[Directions] Using the listing beneath this task, count the lines with the word "Buscar" and write only the result.

— Start of Dataset records —

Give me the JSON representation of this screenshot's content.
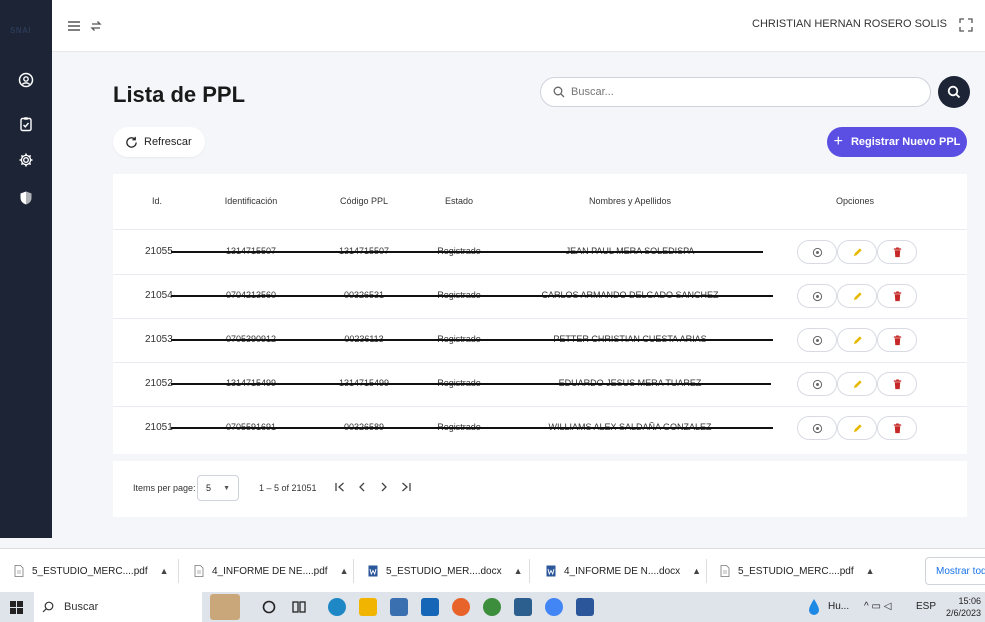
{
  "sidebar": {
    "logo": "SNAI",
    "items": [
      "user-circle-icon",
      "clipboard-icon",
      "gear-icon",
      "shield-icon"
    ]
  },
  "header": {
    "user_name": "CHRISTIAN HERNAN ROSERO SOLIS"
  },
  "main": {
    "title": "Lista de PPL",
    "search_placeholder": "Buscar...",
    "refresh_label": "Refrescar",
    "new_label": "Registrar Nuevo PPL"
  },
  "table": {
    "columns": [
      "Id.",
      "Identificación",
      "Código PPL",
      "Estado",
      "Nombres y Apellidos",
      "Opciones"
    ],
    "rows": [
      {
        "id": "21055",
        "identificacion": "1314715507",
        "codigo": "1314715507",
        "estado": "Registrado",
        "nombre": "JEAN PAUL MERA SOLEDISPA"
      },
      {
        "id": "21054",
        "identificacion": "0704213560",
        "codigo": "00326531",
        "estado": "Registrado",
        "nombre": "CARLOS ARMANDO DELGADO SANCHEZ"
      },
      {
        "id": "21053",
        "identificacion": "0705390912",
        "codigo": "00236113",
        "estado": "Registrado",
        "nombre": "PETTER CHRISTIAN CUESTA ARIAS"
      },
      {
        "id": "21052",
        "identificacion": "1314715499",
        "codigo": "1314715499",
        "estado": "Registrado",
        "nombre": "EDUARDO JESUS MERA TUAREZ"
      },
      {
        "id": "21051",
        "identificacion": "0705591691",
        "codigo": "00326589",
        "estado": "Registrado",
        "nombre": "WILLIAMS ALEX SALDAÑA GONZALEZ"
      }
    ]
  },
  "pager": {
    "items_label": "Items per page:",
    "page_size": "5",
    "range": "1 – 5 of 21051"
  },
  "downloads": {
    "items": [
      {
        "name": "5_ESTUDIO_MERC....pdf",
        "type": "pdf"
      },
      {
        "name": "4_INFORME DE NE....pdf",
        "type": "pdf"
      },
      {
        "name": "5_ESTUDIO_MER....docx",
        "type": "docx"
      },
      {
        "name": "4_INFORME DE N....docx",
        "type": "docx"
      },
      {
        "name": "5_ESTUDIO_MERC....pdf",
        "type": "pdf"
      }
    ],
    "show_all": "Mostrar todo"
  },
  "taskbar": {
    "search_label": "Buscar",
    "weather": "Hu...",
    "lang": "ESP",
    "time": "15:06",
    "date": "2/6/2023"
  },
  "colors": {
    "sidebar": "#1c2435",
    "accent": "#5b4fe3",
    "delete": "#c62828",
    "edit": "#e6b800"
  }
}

— End of Dataset records —

[Written solution] 2